=== GOAL ===
Search the entries for the word "background" and pull out each line that has it.

=== SUPPLIED MATERIAL ===
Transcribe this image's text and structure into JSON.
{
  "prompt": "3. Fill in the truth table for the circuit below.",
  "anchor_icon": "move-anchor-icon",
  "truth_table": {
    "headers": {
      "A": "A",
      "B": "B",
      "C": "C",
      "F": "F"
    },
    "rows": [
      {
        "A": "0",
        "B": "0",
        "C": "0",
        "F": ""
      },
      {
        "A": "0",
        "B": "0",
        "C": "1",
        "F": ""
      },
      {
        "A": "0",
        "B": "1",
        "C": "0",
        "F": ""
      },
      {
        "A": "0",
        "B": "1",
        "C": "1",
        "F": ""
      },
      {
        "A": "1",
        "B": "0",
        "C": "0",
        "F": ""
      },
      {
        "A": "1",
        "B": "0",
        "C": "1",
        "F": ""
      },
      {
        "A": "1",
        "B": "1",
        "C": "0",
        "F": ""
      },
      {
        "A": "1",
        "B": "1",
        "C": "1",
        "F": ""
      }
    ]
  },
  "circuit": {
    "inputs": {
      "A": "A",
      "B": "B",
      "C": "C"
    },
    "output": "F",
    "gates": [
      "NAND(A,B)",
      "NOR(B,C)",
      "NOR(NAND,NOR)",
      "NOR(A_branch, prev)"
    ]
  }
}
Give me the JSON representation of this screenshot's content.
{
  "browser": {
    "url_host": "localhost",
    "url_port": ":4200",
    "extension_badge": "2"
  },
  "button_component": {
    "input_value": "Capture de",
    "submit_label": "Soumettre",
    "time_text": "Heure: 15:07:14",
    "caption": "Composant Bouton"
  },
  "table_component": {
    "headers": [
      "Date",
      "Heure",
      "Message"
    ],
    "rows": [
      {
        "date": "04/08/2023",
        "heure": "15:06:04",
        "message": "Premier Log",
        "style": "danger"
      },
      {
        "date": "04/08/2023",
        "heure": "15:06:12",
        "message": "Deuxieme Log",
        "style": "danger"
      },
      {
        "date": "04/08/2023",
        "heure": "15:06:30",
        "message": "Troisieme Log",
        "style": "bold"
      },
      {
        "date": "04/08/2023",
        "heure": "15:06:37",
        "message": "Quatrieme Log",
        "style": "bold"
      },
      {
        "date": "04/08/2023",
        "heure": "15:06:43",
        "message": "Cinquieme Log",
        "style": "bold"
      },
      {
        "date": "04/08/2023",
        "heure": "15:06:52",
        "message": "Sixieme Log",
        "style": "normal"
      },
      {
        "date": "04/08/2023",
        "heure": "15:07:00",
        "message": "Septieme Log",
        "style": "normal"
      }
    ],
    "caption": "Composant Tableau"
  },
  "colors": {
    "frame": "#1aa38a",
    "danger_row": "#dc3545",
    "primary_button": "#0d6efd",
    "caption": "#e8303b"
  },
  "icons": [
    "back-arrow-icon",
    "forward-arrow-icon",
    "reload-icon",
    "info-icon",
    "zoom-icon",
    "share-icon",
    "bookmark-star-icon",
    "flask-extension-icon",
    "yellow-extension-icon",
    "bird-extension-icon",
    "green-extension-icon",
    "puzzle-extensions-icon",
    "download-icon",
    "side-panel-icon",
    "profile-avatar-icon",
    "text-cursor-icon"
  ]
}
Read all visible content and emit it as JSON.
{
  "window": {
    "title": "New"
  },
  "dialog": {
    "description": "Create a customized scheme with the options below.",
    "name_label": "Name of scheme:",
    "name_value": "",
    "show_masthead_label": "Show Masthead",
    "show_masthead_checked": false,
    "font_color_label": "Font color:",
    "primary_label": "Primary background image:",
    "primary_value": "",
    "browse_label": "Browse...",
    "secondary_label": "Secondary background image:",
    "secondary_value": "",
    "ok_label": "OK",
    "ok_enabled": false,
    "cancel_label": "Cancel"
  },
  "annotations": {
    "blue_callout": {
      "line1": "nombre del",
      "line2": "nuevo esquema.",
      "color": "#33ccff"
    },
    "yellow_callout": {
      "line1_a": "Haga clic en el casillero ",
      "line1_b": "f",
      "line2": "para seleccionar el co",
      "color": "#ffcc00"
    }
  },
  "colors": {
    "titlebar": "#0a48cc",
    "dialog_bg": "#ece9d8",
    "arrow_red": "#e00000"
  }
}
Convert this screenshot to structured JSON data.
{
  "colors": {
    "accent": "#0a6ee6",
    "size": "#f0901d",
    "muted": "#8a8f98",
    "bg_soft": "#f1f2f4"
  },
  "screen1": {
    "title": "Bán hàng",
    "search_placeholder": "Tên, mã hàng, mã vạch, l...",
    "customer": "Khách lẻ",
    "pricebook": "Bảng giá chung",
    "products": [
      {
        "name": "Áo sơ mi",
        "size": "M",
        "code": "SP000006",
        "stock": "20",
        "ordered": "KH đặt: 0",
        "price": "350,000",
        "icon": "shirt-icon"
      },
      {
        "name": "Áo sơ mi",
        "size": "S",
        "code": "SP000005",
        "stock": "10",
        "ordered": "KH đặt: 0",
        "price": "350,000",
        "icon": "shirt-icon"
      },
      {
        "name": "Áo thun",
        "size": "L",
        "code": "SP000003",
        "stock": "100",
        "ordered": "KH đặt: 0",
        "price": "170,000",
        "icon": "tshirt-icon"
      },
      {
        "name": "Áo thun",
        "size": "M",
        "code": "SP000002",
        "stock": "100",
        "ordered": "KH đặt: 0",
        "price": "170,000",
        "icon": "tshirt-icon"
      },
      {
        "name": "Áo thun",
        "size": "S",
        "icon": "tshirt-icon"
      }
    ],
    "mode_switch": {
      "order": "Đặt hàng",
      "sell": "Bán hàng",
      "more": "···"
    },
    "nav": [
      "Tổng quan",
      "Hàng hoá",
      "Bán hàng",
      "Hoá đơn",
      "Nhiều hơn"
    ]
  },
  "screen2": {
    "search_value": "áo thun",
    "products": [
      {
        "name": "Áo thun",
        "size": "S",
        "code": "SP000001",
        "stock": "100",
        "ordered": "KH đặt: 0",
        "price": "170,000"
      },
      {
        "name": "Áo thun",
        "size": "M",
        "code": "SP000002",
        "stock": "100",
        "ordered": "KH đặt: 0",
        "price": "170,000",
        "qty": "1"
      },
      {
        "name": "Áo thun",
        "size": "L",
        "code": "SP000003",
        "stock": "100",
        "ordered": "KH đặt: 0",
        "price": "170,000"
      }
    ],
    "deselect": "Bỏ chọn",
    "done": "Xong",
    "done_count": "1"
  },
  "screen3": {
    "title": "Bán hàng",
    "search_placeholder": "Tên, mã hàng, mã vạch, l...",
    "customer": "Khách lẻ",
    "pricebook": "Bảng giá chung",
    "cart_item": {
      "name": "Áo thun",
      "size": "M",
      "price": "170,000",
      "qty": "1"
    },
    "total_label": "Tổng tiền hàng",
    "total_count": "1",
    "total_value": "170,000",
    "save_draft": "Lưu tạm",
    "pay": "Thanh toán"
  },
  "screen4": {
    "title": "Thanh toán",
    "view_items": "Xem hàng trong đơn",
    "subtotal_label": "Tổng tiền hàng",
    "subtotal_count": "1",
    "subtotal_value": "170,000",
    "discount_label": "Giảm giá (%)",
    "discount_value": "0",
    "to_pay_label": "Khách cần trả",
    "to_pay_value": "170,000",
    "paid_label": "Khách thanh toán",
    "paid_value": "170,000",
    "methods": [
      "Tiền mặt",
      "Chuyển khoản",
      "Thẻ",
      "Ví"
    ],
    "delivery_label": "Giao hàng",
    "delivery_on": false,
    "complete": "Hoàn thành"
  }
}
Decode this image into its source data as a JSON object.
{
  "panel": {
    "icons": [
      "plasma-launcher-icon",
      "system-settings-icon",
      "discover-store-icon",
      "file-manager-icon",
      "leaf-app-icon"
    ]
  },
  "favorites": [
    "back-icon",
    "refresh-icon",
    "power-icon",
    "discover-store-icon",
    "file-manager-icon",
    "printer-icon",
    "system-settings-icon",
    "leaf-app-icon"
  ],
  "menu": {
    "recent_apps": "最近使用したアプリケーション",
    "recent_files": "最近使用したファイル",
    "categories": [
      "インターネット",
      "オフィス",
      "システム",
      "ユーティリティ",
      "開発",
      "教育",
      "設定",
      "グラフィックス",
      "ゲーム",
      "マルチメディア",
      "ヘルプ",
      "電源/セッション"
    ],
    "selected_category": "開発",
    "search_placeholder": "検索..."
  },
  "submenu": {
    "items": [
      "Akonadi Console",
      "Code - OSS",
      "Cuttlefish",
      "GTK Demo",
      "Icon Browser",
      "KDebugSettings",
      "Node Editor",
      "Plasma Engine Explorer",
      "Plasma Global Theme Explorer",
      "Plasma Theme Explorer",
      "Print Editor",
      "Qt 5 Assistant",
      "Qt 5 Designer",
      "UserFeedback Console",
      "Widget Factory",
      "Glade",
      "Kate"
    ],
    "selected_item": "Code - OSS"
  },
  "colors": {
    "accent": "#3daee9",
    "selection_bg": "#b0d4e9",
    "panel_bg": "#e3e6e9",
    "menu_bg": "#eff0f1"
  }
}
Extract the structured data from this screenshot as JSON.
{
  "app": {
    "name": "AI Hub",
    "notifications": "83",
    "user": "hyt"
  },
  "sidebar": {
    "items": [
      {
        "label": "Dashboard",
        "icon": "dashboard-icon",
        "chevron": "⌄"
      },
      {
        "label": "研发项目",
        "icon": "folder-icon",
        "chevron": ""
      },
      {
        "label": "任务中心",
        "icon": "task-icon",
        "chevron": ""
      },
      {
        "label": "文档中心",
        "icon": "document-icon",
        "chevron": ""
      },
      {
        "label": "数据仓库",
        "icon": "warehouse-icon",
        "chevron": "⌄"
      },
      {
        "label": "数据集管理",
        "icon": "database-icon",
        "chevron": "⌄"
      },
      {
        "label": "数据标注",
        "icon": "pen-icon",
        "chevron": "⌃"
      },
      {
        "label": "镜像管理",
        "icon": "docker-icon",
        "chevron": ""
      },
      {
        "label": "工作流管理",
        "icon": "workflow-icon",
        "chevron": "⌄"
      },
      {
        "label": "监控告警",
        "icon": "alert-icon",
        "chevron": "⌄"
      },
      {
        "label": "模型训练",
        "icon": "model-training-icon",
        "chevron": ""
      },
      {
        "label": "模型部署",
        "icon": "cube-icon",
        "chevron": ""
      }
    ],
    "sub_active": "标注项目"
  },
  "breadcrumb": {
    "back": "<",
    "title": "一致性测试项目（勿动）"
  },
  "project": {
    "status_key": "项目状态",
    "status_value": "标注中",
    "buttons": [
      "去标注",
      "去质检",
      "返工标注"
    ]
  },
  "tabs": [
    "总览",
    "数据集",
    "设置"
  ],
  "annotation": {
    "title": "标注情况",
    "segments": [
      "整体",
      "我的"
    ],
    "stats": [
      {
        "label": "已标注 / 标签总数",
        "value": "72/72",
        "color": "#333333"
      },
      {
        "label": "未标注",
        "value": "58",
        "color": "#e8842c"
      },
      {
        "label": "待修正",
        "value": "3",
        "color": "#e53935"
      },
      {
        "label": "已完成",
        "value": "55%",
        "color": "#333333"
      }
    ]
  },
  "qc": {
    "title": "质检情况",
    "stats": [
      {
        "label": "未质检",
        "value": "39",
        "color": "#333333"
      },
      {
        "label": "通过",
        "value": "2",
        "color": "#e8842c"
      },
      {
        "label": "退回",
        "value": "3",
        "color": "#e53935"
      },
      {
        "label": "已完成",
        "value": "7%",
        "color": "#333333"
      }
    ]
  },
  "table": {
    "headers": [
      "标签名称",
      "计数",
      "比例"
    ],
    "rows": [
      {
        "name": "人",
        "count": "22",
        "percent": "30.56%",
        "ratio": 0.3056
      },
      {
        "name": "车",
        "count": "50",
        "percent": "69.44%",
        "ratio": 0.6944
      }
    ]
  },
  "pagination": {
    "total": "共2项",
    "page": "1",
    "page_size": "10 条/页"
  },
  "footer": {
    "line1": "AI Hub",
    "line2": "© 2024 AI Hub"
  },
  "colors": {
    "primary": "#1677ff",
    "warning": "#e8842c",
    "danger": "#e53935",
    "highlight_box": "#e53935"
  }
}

=== TASK SOLUTION ===
    "primary_label": "Primary background image:",
    "secondary_label": "Secondary background image:",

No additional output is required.